Task objective
Identify all lines in the data containing the string "rating". Copy them out.

• • • • •

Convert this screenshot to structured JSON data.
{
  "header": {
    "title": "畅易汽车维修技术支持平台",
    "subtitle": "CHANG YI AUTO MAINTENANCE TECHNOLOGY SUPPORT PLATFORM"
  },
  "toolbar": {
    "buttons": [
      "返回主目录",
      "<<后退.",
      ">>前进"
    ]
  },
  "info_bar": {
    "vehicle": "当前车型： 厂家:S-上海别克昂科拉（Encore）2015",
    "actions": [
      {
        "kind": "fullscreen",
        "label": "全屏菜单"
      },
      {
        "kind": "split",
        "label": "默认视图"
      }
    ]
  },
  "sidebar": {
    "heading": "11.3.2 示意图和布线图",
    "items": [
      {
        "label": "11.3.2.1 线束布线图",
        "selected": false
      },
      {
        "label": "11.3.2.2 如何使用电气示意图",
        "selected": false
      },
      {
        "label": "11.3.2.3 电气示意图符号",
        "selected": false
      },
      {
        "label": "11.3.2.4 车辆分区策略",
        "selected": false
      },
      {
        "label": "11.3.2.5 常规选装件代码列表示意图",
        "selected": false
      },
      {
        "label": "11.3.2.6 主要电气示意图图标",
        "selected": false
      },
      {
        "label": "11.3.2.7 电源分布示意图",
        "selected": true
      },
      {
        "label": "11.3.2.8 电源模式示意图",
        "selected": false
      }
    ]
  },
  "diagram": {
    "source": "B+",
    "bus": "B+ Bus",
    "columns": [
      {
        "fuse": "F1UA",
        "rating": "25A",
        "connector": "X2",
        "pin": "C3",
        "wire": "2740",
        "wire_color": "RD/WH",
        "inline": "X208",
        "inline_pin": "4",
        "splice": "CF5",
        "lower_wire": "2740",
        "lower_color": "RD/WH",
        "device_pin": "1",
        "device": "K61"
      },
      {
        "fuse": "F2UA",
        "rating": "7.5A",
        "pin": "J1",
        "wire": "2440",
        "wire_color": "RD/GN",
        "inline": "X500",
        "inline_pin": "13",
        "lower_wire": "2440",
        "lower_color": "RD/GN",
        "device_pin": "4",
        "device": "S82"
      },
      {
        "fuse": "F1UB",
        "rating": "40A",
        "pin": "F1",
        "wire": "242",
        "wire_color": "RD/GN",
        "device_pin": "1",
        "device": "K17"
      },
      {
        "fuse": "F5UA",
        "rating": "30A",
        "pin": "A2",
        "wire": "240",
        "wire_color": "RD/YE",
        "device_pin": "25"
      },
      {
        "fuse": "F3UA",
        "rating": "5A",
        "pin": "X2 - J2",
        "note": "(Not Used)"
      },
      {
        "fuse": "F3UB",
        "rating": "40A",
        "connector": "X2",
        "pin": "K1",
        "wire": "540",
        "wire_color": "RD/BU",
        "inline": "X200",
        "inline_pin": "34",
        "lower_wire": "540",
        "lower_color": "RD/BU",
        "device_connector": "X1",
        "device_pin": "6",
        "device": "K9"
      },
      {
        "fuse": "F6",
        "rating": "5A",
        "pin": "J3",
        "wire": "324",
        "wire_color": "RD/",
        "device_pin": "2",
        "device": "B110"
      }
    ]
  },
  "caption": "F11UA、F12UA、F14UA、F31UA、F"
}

• • • • •

Answer to the task
        "rating": "25A",
        "rating": "7.5A",
        "rating": "40A",
        "rating": "30A",
        "rating": "5A",
        "rating": "40A",
        "rating": "5A",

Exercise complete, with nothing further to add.